(WHAT TO WORK ON) Go through the data below. Pull out every line that has the word "document".

(DATASET RECORDS)

———

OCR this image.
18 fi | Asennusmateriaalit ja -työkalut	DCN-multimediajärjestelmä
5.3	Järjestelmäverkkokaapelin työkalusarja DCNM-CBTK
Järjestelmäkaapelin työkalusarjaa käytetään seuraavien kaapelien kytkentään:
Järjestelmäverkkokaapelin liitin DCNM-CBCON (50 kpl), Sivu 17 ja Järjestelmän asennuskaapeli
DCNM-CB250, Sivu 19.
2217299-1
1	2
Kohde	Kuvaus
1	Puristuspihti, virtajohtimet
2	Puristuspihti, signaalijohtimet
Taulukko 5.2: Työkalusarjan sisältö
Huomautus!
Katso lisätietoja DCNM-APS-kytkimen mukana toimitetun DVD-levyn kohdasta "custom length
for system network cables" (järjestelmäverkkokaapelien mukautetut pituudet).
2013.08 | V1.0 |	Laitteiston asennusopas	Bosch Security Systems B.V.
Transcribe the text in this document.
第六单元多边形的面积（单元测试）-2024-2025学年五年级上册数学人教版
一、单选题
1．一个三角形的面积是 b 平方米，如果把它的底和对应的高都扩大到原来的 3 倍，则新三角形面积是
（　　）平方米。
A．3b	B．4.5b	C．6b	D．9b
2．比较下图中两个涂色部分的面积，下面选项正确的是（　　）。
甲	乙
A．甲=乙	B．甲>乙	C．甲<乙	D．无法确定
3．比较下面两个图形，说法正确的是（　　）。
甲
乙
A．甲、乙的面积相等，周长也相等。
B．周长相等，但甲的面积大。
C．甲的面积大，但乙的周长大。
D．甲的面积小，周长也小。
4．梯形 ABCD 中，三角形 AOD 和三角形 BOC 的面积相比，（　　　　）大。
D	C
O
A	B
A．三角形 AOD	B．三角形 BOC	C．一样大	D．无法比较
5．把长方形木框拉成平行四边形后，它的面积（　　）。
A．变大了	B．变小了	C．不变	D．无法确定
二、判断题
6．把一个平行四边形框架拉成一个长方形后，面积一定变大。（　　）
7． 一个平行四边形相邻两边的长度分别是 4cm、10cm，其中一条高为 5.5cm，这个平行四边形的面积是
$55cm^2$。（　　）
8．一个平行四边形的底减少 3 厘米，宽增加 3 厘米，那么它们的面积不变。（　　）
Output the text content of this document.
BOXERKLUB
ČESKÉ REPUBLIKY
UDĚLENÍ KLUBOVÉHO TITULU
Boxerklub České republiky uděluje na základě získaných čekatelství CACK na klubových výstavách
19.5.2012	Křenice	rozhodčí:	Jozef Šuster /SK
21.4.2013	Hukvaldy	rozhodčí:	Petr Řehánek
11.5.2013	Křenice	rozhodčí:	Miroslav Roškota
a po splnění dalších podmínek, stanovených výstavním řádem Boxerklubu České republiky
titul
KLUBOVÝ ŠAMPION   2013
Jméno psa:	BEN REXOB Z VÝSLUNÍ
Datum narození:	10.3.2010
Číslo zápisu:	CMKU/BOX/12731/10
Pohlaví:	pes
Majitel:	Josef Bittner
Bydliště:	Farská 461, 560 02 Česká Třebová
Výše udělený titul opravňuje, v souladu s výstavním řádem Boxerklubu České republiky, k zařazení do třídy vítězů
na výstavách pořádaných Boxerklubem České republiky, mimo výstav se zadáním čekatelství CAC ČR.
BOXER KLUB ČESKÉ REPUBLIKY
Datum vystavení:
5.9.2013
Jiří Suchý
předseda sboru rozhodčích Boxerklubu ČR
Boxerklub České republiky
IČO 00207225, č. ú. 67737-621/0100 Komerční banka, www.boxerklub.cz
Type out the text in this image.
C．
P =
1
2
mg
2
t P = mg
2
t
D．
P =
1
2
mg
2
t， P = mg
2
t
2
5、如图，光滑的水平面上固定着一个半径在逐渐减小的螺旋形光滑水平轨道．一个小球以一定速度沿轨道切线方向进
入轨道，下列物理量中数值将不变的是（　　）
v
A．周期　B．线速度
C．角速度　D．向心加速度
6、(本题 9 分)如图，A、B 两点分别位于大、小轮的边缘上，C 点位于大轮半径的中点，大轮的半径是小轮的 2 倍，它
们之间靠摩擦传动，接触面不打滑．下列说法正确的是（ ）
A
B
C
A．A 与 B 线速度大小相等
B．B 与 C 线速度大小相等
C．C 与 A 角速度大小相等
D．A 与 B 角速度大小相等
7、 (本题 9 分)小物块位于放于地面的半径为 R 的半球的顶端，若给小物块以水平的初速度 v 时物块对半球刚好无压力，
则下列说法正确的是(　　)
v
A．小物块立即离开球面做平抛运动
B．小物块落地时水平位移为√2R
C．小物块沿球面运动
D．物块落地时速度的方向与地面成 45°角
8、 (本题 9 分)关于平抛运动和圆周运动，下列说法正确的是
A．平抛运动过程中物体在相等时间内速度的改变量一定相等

———

(OUTPUT FOR THIS EXERCISE)
Transcribe the text in this document.
Output the text content of this document.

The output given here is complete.